Data items:
+ + +

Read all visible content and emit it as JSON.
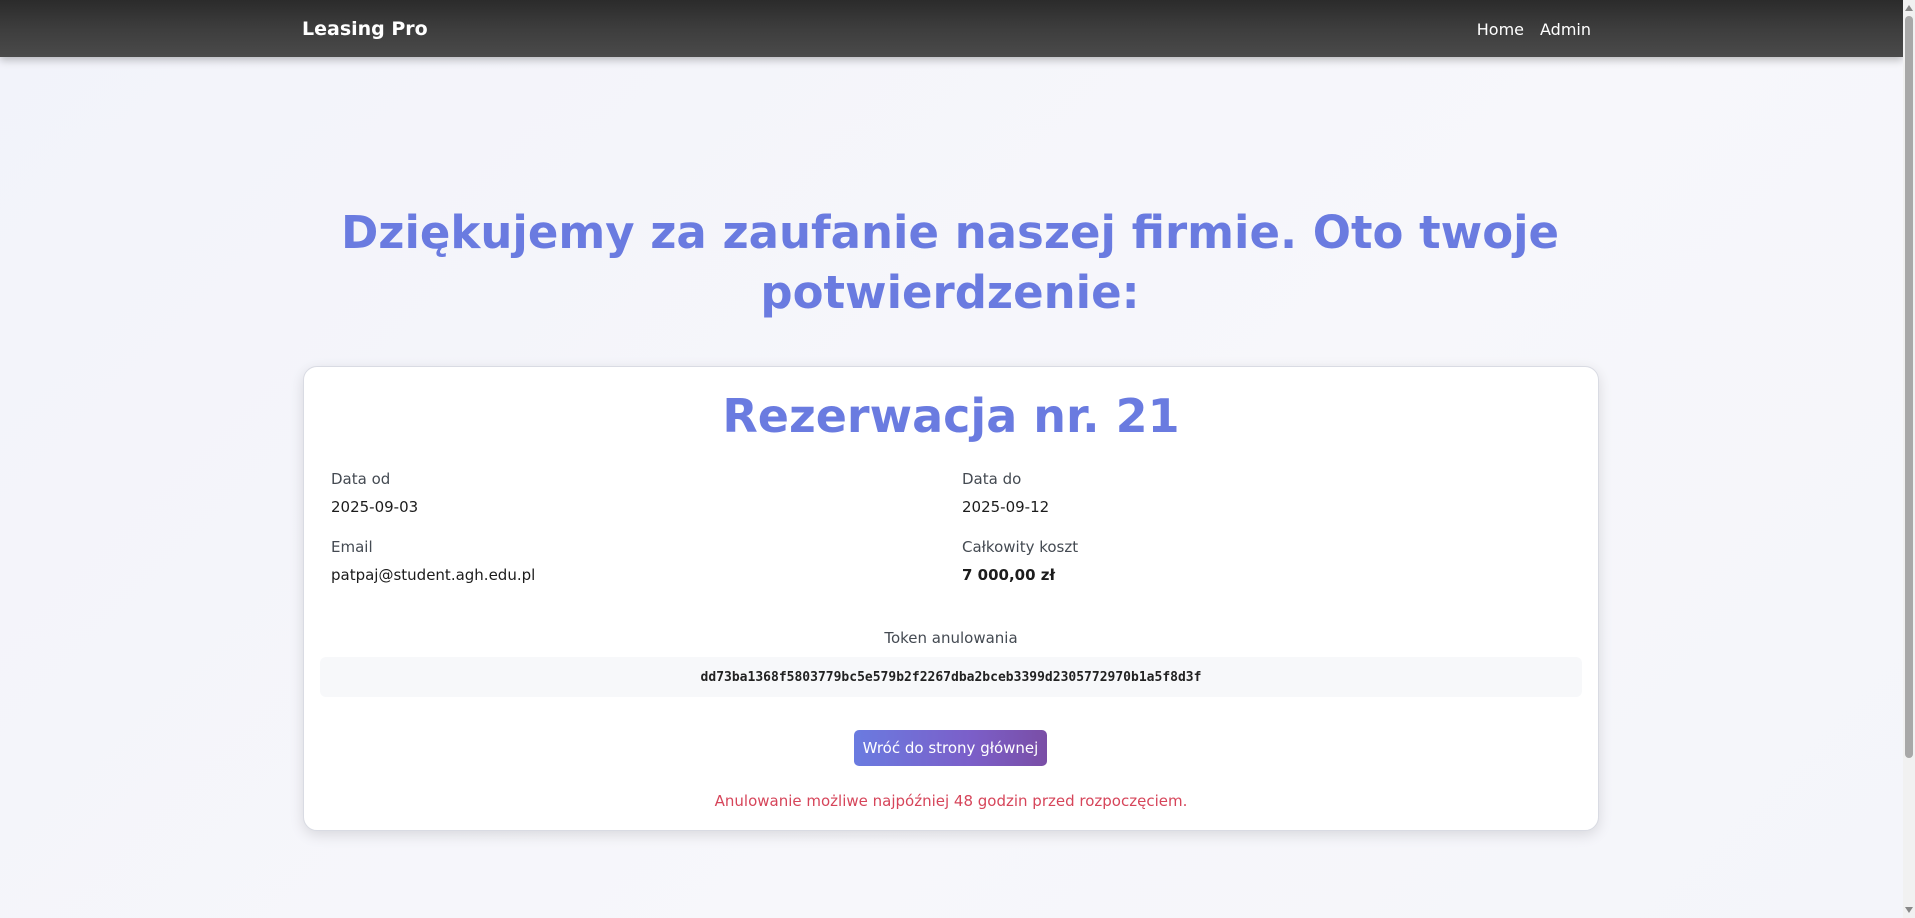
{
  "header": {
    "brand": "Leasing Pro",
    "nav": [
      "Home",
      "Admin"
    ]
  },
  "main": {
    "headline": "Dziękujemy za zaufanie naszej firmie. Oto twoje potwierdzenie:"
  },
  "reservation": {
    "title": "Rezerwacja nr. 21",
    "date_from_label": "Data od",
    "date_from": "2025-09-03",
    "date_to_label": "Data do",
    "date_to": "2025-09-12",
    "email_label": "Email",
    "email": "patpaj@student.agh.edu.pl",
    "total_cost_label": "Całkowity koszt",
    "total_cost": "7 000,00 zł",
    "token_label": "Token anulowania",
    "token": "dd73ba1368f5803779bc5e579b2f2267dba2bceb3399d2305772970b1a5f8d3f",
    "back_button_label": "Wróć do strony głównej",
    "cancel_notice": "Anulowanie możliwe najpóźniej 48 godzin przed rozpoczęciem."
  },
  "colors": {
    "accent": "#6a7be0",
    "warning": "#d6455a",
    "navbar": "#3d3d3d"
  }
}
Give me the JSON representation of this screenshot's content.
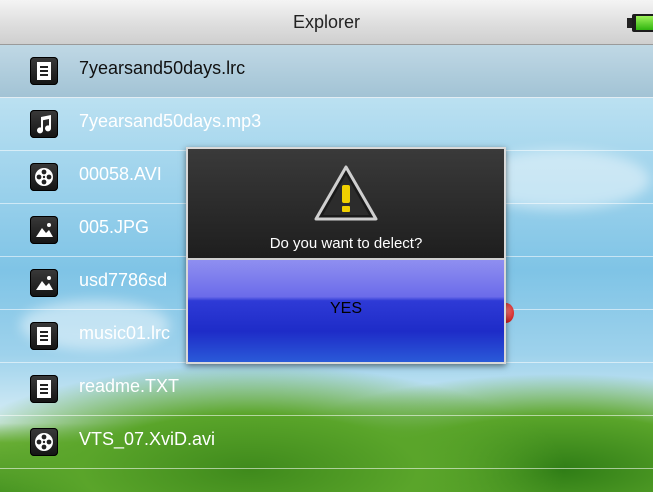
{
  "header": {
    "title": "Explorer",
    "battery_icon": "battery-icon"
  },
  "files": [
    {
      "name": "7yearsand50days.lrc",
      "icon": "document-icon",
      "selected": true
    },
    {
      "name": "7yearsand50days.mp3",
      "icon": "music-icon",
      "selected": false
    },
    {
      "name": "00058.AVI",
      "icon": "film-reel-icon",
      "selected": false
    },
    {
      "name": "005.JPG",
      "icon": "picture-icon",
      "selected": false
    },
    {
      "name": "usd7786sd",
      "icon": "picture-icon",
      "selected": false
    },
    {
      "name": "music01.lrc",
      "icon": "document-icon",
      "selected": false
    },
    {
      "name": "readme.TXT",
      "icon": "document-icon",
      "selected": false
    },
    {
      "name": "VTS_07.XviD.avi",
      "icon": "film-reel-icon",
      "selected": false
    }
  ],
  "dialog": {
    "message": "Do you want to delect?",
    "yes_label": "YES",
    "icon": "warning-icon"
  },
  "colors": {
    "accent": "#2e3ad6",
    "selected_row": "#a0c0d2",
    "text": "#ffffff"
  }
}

+ + +

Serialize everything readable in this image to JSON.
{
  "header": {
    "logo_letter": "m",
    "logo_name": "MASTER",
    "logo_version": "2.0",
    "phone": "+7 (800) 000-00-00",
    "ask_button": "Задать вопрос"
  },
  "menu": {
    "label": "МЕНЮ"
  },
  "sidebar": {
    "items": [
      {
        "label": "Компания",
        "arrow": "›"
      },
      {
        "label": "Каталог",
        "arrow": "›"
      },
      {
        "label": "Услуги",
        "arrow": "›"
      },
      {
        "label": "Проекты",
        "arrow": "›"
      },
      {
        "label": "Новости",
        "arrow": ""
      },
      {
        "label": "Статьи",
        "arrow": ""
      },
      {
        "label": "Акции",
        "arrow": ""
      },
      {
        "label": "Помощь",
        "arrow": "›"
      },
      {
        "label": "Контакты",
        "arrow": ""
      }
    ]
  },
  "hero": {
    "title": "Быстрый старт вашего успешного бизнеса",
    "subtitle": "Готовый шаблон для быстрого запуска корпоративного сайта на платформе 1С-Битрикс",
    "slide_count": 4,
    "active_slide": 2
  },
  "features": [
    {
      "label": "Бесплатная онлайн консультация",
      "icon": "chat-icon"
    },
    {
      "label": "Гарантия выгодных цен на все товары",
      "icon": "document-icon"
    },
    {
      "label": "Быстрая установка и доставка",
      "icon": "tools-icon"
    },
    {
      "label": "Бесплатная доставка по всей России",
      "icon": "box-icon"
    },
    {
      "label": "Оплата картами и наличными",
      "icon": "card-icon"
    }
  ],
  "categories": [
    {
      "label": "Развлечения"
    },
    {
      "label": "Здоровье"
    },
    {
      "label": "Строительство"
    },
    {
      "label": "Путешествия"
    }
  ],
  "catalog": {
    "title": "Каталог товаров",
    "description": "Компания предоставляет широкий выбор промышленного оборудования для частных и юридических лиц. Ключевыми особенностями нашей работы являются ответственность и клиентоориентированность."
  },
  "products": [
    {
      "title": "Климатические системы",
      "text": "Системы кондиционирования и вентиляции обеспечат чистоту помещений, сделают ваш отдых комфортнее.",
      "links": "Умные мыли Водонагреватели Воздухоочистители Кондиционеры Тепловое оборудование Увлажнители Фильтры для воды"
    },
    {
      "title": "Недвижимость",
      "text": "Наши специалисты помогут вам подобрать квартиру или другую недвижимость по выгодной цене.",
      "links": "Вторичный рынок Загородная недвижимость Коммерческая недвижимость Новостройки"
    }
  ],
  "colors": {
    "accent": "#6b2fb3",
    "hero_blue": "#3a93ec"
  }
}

+ + +

◆ **What is needed**
Determine how many of the lines above hold the word "Компания", and output that number by itself.

◆ **Response to the exercise**
2